PROBLEM DESCRIPTION: Select the lines of the records containing the word "Segment" and list them.

MATERIAL SHOWN:
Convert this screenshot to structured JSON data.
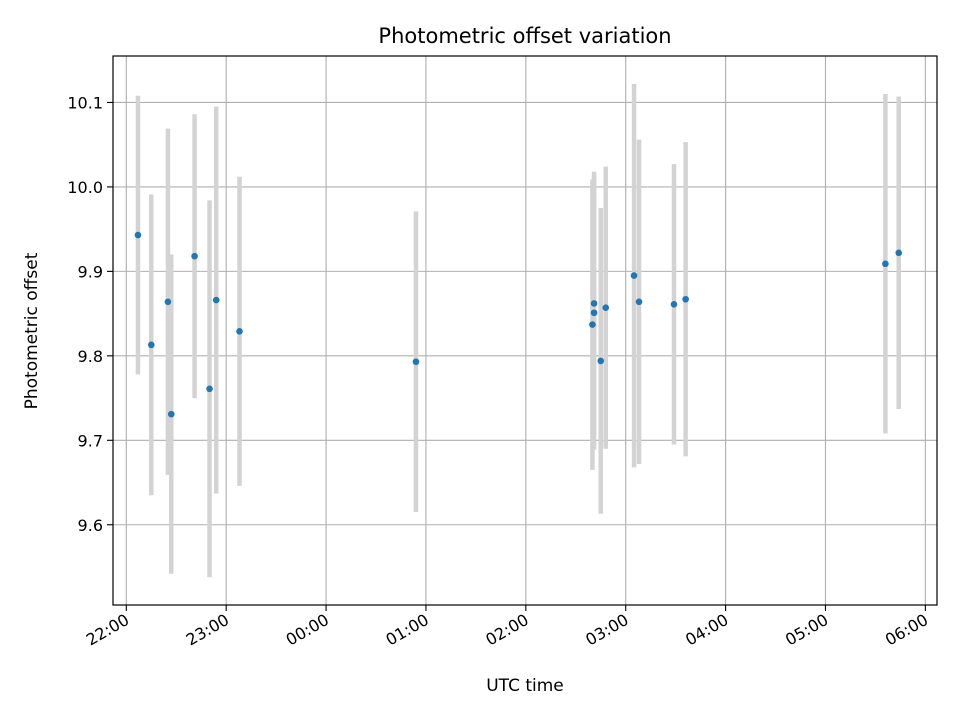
{
  "chart_data": {
    "type": "scatter",
    "title": "Photometric offset variation",
    "xlabel": "UTC time",
    "ylabel": "Photometric offset",
    "grid": true,
    "colors": {
      "point": "#1f77b4",
      "errorbar": "#d3d3d3",
      "grid": "#b0b0b0"
    },
    "x_ticks": [
      "22:00",
      "23:00",
      "00:00",
      "01:00",
      "02:00",
      "03:00",
      "04:00",
      "05:00",
      "06:00"
    ],
    "y_ticks": [
      "9.6",
      "9.7",
      "9.8",
      "9.9",
      "10.0",
      "10.1"
    ],
    "ylim": [
      9.505,
      10.155
    ],
    "xlim": [
      "21:52",
      "06:07"
    ],
    "points": [
      {
        "t": "22:07",
        "y": 9.943,
        "err": 0.165
      },
      {
        "t": "22:15",
        "y": 9.813,
        "err": 0.178
      },
      {
        "t": "22:25",
        "y": 9.864,
        "err": 0.205
      },
      {
        "t": "22:27",
        "y": 9.731,
        "err": 0.189
      },
      {
        "t": "22:41",
        "y": 9.918,
        "err": 0.168
      },
      {
        "t": "22:50",
        "y": 9.761,
        "err": 0.223
      },
      {
        "t": "22:54",
        "y": 9.866,
        "err": 0.229
      },
      {
        "t": "23:08",
        "y": 9.829,
        "err": 0.183
      },
      {
        "t": "00:54",
        "y": 9.793,
        "err": 0.178
      },
      {
        "t": "02:40",
        "y": 9.837,
        "err": 0.172
      },
      {
        "t": "02:41",
        "y": 9.862,
        "err": 0.156
      },
      {
        "t": "02:41",
        "y": 9.851,
        "err": 0.162
      },
      {
        "t": "02:45",
        "y": 9.794,
        "err": 0.181
      },
      {
        "t": "02:48",
        "y": 9.857,
        "err": 0.167
      },
      {
        "t": "03:05",
        "y": 9.895,
        "err": 0.227
      },
      {
        "t": "03:08",
        "y": 9.864,
        "err": 0.192
      },
      {
        "t": "03:29",
        "y": 9.861,
        "err": 0.166
      },
      {
        "t": "03:36",
        "y": 9.867,
        "err": 0.186
      },
      {
        "t": "05:36",
        "y": 9.909,
        "err": 0.201
      },
      {
        "t": "05:44",
        "y": 9.922,
        "err": 0.185
      }
    ]
  }
}
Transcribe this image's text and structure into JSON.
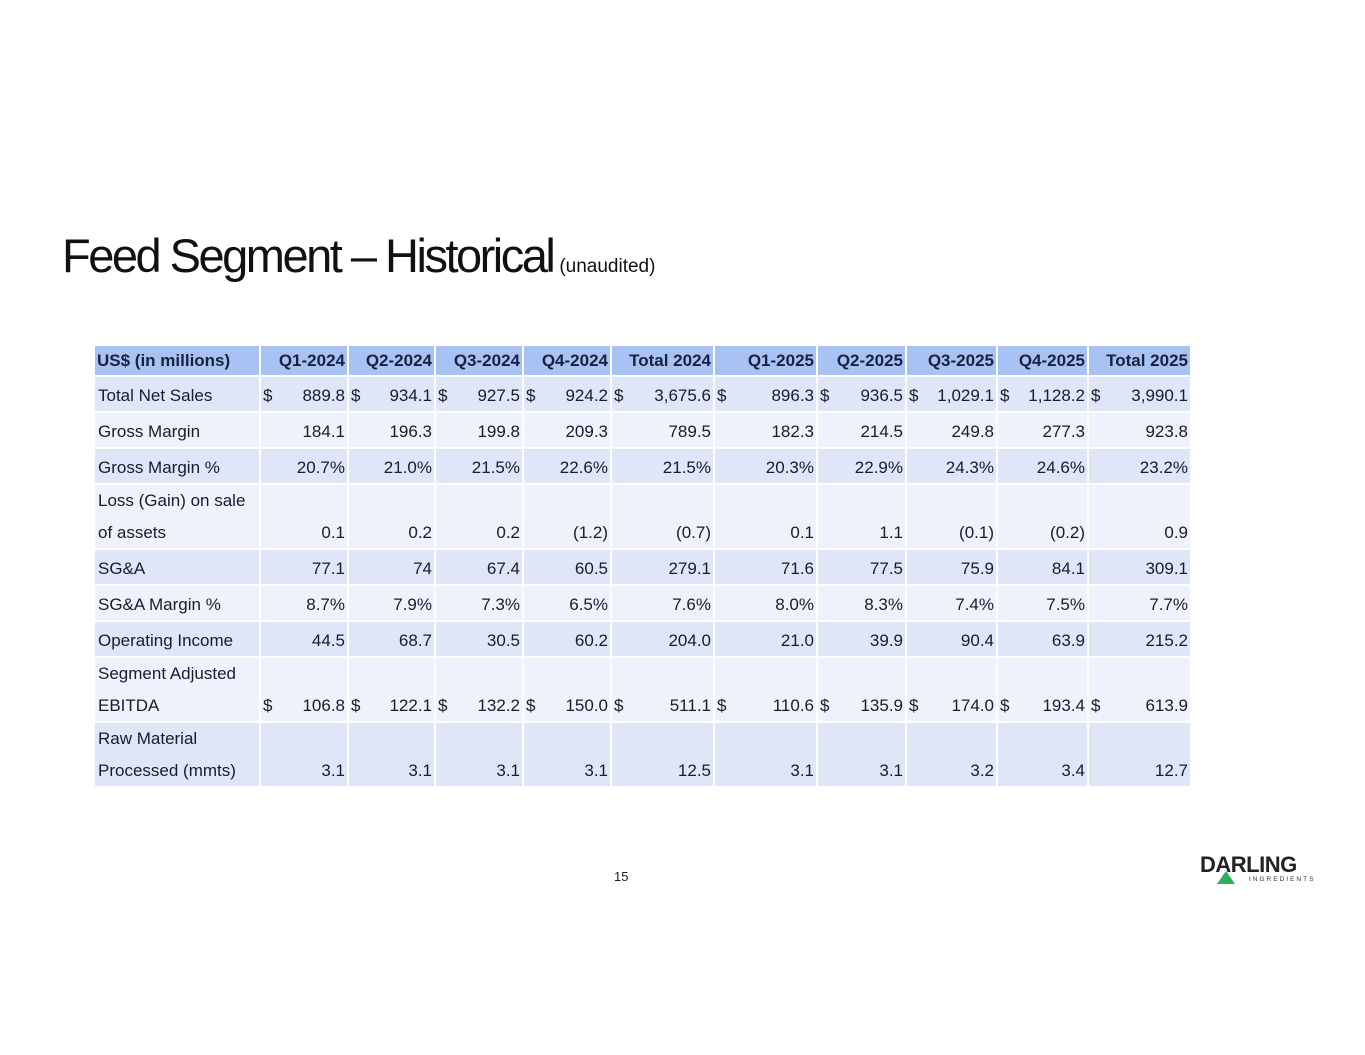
{
  "title": "Feed Segment – Historical",
  "subtitle": "(unaudited)",
  "table": {
    "headers": [
      "US$ (in millions)",
      "Q1-2024",
      "Q2-2024",
      "Q3-2024",
      "Q4-2024",
      "Total 2024",
      "Q1-2025",
      "Q2-2025",
      "Q3-2025",
      "Q4-2025",
      "Total 2025"
    ],
    "rows": [
      {
        "label": [
          "Total Net Sales"
        ],
        "dollar": true,
        "values": [
          "889.8",
          "934.1",
          "927.5",
          "924.2",
          "3,675.6",
          "896.3",
          "936.5",
          "1,029.1",
          "1,128.2",
          "3,990.1"
        ]
      },
      {
        "label": [
          "Gross Margin"
        ],
        "dollar": false,
        "values": [
          "184.1",
          "196.3",
          "199.8",
          "209.3",
          "789.5",
          "182.3",
          "214.5",
          "249.8",
          "277.3",
          "923.8"
        ]
      },
      {
        "label": [
          "Gross Margin %"
        ],
        "dollar": false,
        "values": [
          "20.7%",
          "21.0%",
          "21.5%",
          "22.6%",
          "21.5%",
          "20.3%",
          "22.9%",
          "24.3%",
          "24.6%",
          "23.2%"
        ]
      },
      {
        "label": [
          "Loss (Gain) on sale",
          "of assets"
        ],
        "dollar": false,
        "values": [
          "0.1",
          "0.2",
          "0.2",
          "(1.2)",
          "(0.7)",
          "0.1",
          "1.1",
          "(0.1)",
          "(0.2)",
          "0.9"
        ]
      },
      {
        "label": [
          "SG&A"
        ],
        "dollar": false,
        "values": [
          "77.1",
          "74",
          "67.4",
          "60.5",
          "279.1",
          "71.6",
          "77.5",
          "75.9",
          "84.1",
          "309.1"
        ]
      },
      {
        "label": [
          "SG&A Margin %"
        ],
        "dollar": false,
        "values": [
          "8.7%",
          "7.9%",
          "7.3%",
          "6.5%",
          "7.6%",
          "8.0%",
          "8.3%",
          "7.4%",
          "7.5%",
          "7.7%"
        ]
      },
      {
        "label": [
          "Operating Income"
        ],
        "dollar": false,
        "values": [
          "44.5",
          "68.7",
          "30.5",
          "60.2",
          "204.0",
          "21.0",
          "39.9",
          "90.4",
          "63.9",
          "215.2"
        ]
      },
      {
        "label": [
          "Segment Adjusted",
          "EBITDA"
        ],
        "dollar": true,
        "values": [
          "106.8",
          "122.1",
          "132.2",
          "150.0",
          "511.1",
          "110.6",
          "135.9",
          "174.0",
          "193.4",
          "613.9"
        ]
      },
      {
        "label": [
          "Raw Material",
          "Processed (mmts)"
        ],
        "dollar": false,
        "values": [
          "3.1",
          "3.1",
          "3.1",
          "3.1",
          "12.5",
          "3.1",
          "3.1",
          "3.2",
          "3.4",
          "12.7"
        ]
      }
    ],
    "currency_symbol": "$"
  },
  "page_number": "15",
  "logo": {
    "word": "DARLING",
    "sub": "INGREDIENTS"
  },
  "colors": {
    "header": "#a8c3f3",
    "band_dark": "#dee6f8",
    "band_light": "#eef2fc",
    "logo_green": "#2fae5b"
  }
}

EXERCISE ANSWER:
  "title": "Feed Segment – Historical",
          "Segment Adjusted",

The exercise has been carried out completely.